# Instructions for the task:
Search the listing below for the string "svojim" and copy every line where it occurs.

Items from a data source
● ● ● ● ● ● ●

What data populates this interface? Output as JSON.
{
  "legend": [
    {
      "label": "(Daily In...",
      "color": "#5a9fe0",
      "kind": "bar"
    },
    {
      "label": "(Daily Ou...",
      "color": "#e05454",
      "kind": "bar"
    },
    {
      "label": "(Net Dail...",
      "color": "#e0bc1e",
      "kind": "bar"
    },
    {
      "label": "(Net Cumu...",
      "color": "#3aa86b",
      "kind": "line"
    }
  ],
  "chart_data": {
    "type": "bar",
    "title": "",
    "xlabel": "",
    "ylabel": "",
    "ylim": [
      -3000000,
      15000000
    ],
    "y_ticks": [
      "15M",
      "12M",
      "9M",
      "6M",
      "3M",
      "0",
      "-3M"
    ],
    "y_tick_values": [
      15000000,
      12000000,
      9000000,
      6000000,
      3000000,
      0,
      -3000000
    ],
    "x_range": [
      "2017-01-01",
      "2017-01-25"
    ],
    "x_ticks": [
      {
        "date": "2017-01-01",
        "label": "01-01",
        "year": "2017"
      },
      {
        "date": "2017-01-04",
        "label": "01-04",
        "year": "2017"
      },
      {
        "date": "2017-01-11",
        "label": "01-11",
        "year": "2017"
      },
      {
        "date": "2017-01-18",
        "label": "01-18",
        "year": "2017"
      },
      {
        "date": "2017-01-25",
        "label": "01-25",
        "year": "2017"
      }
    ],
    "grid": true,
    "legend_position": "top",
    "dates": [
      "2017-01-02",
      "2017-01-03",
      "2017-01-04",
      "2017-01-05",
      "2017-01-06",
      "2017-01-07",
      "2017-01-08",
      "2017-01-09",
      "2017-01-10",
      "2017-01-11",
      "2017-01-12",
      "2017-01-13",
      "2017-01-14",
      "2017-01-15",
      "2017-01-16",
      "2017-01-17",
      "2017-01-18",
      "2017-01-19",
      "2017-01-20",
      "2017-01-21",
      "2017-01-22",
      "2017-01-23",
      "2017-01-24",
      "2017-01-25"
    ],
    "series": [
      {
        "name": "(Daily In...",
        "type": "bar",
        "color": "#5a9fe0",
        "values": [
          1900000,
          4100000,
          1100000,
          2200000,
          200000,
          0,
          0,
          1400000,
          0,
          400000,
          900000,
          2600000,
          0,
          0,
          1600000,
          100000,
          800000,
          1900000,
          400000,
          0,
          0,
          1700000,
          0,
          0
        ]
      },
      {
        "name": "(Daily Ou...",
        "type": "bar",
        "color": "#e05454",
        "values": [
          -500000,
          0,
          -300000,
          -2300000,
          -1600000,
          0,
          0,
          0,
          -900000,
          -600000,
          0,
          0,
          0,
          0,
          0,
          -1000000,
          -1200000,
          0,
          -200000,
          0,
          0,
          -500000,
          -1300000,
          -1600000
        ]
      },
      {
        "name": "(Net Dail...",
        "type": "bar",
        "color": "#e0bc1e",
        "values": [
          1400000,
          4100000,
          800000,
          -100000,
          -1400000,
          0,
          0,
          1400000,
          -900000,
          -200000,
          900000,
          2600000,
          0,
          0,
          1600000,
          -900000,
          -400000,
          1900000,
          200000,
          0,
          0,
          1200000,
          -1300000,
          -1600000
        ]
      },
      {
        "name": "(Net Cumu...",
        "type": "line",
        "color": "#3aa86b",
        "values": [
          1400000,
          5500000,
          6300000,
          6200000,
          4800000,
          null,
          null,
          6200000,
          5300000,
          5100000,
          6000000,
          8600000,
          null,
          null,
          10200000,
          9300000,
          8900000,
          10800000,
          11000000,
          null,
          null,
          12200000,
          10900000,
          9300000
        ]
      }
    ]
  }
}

● ● ● ● ● ● ●

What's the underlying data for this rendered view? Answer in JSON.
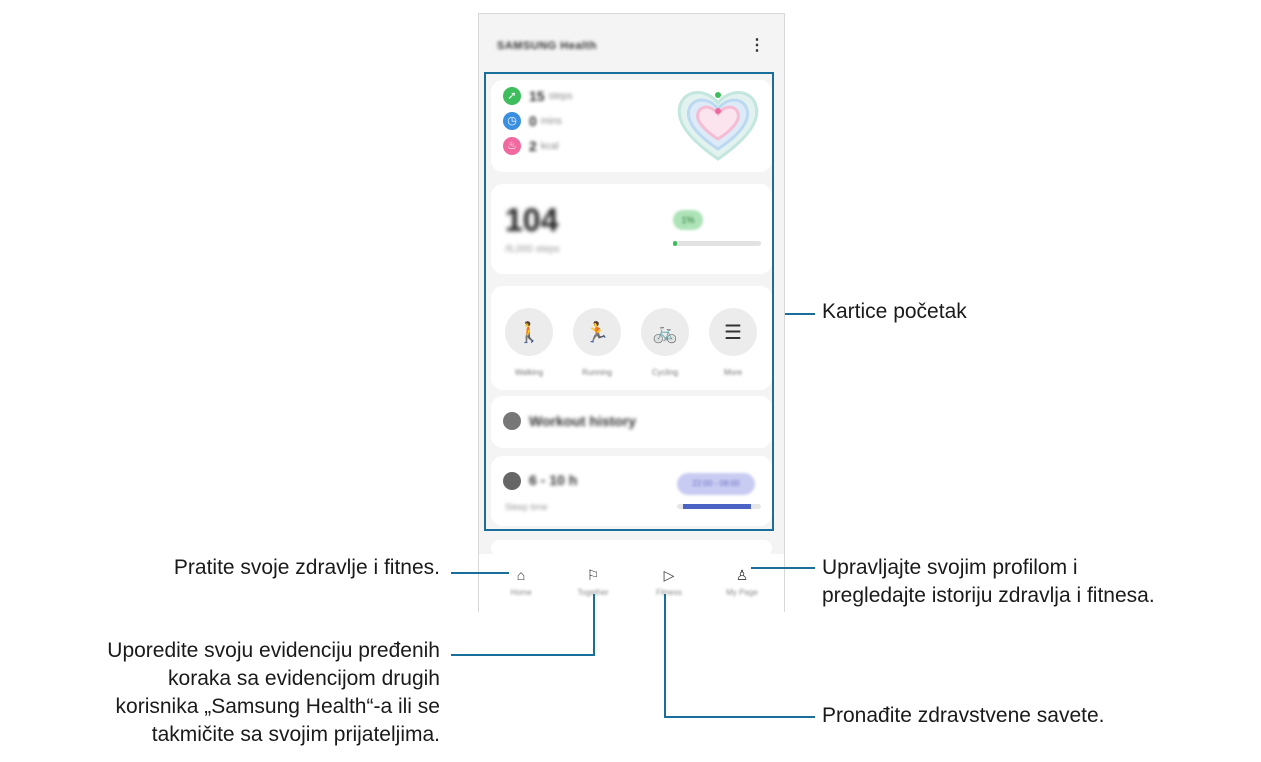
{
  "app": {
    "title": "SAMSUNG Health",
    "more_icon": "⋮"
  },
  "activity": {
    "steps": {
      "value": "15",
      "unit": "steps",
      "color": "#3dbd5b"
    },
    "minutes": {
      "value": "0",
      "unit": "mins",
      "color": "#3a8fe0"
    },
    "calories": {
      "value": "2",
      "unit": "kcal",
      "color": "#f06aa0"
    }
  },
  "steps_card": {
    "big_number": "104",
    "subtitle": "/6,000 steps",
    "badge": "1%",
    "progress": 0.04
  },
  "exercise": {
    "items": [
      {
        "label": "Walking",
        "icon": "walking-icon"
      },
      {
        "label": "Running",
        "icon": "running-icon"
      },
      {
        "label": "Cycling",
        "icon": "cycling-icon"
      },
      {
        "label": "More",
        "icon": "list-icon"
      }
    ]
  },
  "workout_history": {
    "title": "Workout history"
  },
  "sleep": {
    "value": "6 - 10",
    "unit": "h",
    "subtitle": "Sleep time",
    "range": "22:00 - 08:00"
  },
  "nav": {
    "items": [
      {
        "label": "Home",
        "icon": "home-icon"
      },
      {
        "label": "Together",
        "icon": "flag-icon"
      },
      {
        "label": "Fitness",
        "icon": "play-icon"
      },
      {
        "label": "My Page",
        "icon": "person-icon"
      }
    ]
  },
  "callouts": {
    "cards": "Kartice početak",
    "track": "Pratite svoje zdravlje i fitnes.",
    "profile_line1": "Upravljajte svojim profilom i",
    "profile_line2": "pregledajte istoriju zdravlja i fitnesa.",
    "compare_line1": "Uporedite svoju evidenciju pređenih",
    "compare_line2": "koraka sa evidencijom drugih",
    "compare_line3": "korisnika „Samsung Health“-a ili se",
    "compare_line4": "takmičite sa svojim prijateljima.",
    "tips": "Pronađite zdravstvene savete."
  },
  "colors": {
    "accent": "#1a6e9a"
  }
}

● ● ● ● ● ● ●

# Complete answer:
    "profile_line1": "Upravljajte svojim profilom i",
    "compare_line4": "takmičite sa svojim prijateljima.",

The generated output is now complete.